• **Instruction**
Quote the entries word for word. Omit the pictures.

• **Information supplied**
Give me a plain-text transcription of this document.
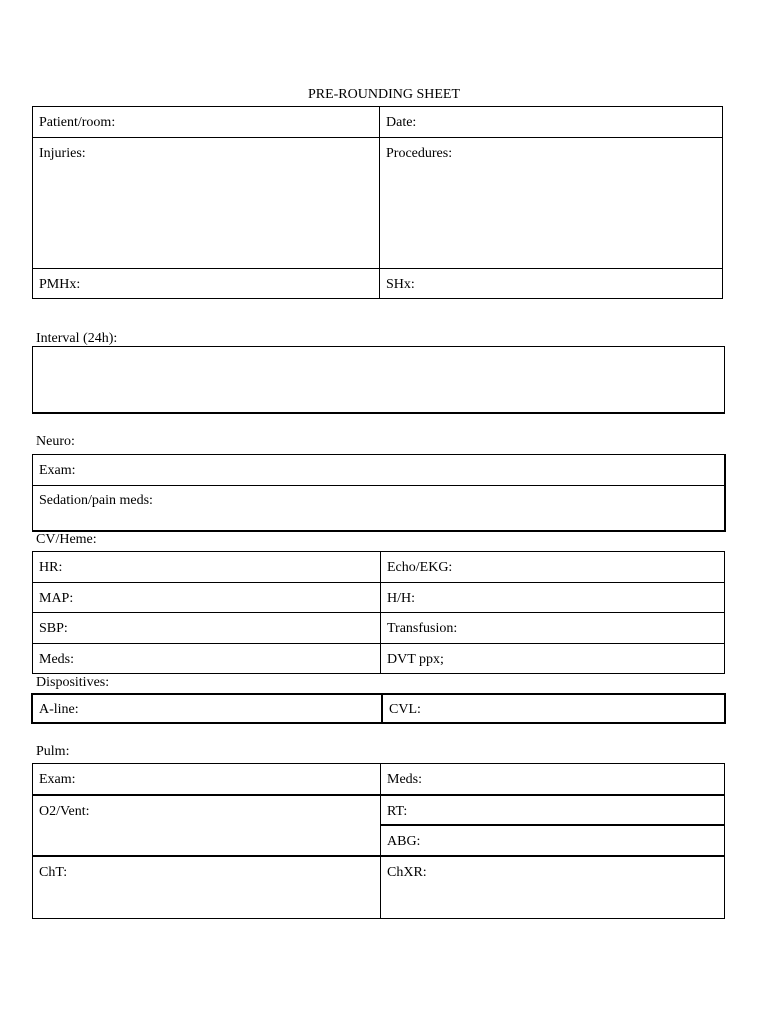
PRE-ROUNDING SHEET
Patient/room:	Date:
Injuries:	Procedures:
PMHx:	SHx:
Interval (24h):
Neuro:
Exam:
Sedation/pain meds:
CV/Heme:
HR:	Echo/EKG:
MAP:	H/H:
SBP:	Transfusion:
Meds:	DVT ppx;
Dispositives:
A-line:	CVL:
Pulm:
Exam:	Meds:
O2/Vent:	RT:
ABG:
ChT:	ChXR:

• **Output for this task**
Give me a plain-text transcription of this document.
PRE-ROUNDING SHEET
Patient/room:	Date:
Injuries:	Procedures:
PMHx:	SHx:
Interval (24h):
Neuro:
Exam:
Sedation/pain meds:
CV/Heme:
HR:	Echo/EKG:
MAP:	H/H:
SBP:	Transfusion:
Meds:	DVT ppx;
Dispositives:
A-line:	CVL:
Pulm:
Exam:	Meds:
O2/Vent:	RT:
ABG:
ChT:	ChXR:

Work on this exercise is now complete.